(Data excerpts)
===============

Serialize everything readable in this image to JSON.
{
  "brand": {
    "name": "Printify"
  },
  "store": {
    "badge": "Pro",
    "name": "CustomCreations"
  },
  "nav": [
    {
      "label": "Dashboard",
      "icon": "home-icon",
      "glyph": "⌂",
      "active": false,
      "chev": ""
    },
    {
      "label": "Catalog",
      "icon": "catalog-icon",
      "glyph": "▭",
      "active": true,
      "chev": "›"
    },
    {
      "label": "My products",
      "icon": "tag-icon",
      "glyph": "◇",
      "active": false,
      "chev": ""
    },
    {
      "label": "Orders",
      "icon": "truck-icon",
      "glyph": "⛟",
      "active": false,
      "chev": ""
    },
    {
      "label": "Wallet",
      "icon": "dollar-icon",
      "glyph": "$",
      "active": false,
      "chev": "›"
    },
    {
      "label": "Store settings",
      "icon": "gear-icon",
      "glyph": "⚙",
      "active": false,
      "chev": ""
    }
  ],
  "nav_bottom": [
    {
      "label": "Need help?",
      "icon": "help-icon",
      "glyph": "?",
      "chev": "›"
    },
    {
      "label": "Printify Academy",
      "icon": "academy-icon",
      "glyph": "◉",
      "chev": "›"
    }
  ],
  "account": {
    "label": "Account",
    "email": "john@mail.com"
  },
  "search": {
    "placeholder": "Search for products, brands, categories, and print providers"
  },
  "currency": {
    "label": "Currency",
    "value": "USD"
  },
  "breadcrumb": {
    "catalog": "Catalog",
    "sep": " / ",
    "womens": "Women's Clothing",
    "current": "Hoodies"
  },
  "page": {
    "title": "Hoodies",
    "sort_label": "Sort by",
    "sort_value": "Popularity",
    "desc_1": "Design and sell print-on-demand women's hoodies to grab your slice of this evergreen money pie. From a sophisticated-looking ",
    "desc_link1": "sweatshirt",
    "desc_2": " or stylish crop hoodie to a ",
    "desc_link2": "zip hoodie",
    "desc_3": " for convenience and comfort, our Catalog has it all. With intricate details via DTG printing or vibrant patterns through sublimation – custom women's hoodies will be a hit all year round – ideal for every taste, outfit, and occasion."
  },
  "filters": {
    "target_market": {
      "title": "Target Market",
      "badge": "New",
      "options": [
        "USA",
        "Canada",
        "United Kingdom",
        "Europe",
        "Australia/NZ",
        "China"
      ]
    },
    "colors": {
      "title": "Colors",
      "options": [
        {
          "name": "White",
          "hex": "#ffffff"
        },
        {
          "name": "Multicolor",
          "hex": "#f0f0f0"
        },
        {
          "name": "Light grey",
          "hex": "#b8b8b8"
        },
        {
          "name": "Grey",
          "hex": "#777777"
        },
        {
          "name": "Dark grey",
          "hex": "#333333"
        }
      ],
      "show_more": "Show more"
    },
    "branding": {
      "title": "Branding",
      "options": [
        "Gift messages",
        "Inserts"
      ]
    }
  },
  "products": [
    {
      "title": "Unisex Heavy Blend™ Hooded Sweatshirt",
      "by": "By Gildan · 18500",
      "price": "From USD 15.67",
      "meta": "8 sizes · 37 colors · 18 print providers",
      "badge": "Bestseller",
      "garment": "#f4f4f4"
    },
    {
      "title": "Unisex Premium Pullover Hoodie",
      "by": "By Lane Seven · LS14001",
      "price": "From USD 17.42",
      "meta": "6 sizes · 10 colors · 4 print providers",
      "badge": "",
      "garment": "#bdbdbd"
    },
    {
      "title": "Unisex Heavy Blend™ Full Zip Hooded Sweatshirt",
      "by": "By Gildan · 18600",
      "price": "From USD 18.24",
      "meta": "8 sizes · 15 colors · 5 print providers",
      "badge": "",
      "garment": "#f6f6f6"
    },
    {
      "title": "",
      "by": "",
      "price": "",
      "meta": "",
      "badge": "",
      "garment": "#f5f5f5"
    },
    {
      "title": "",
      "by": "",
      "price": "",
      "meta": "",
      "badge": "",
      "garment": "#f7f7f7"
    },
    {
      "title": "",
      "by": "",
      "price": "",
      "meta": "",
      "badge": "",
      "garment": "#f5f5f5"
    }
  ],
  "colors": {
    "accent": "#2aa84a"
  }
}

===============

Return all of the entries exactly as they were supplied.

Serialize everything readable in this image to JSON.
{
  "brand": {
    "name": "Printify"
  },
  "store": {
    "badge": "Pro",
    "name": "CustomCreations"
  },
  "nav": [
    {
      "label": "Dashboard",
      "icon": "home-icon",
      "glyph": "⌂",
      "active": false,
      "chev": ""
    },
    {
      "label": "Catalog",
      "icon": "catalog-icon",
      "glyph": "▭",
      "active": true,
      "chev": "›"
    },
    {
      "label": "My products",
      "icon": "tag-icon",
      "glyph": "◇",
      "active": false,
      "chev": ""
    },
    {
      "label": "Orders",
      "icon": "truck-icon",
      "glyph": "⛟",
      "active": false,
      "chev": ""
    },
    {
      "label": "Wallet",
      "icon": "dollar-icon",
      "glyph": "$",
      "active": false,
      "chev": "›"
    },
    {
      "label": "Store settings",
      "icon": "gear-icon",
      "glyph": "⚙",
      "active": false,
      "chev": ""
    }
  ],
  "nav_bottom": [
    {
      "label": "Need help?",
      "icon": "help-icon",
      "glyph": "?",
      "chev": "›"
    },
    {
      "label": "Printify Academy",
      "icon": "academy-icon",
      "glyph": "◉",
      "chev": "›"
    }
  ],
  "account": {
    "label": "Account",
    "email": "john@mail.com"
  },
  "search": {
    "placeholder": "Search for products, brands, categories, and print providers"
  },
  "currency": {
    "label": "Currency",
    "value": "USD"
  },
  "breadcrumb": {
    "catalog": "Catalog",
    "sep": " / ",
    "womens": "Women's Clothing",
    "current": "Hoodies"
  },
  "page": {
    "title": "Hoodies",
    "sort_label": "Sort by",
    "sort_value": "Popularity",
    "desc_1": "Design and sell print-on-demand women's hoodies to grab your slice of this evergreen money pie. From a sophisticated-looking ",
    "desc_link1": "sweatshirt",
    "desc_2": " or stylish crop hoodie to a ",
    "desc_link2": "zip hoodie",
    "desc_3": " for convenience and comfort, our Catalog has it all. With intricate details via DTG printing or vibrant patterns through sublimation – custom women's hoodies will be a hit all year round – ideal for every taste, outfit, and occasion."
  },
  "filters": {
    "target_market": {
      "title": "Target Market",
      "badge": "New",
      "options": [
        "USA",
        "Canada",
        "United Kingdom",
        "Europe",
        "Australia/NZ",
        "China"
      ]
    },
    "colors": {
      "title": "Colors",
      "options": [
        {
          "name": "White",
          "hex": "#ffffff"
        },
        {
          "name": "Multicolor",
          "hex": "#f0f0f0"
        },
        {
          "name": "Light grey",
          "hex": "#b8b8b8"
        },
        {
          "name": "Grey",
          "hex": "#777777"
        },
        {
          "name": "Dark grey",
          "hex": "#333333"
        }
      ],
      "show_more": "Show more"
    },
    "branding": {
      "title": "Branding",
      "options": [
        "Gift messages",
        "Inserts"
      ]
    }
  },
  "products": [
    {
      "title": "Unisex Heavy Blend™ Hooded Sweatshirt",
      "by": "By Gildan · 18500",
      "price": "From USD 15.67",
      "meta": "8 sizes · 37 colors · 18 print providers",
      "badge": "Bestseller",
      "garment": "#f4f4f4"
    },
    {
      "title": "Unisex Premium Pullover Hoodie",
      "by": "By Lane Seven · LS14001",
      "price": "From USD 17.42",
      "meta": "6 sizes · 10 colors · 4 print providers",
      "badge": "",
      "garment": "#bdbdbd"
    },
    {
      "title": "Unisex Heavy Blend™ Full Zip Hooded Sweatshirt",
      "by": "By Gildan · 18600",
      "price": "From USD 18.24",
      "meta": "8 sizes · 15 colors · 5 print providers",
      "badge": "",
      "garment": "#f6f6f6"
    },
    {
      "title": "",
      "by": "",
      "price": "",
      "meta": "",
      "badge": "",
      "garment": "#f5f5f5"
    },
    {
      "title": "",
      "by": "",
      "price": "",
      "meta": "",
      "badge": "",
      "garment": "#f7f7f7"
    },
    {
      "title": "",
      "by": "",
      "price": "",
      "meta": "",
      "badge": "",
      "garment": "#f5f5f5"
    }
  ],
  "colors": {
    "accent": "#2aa84a"
  }
}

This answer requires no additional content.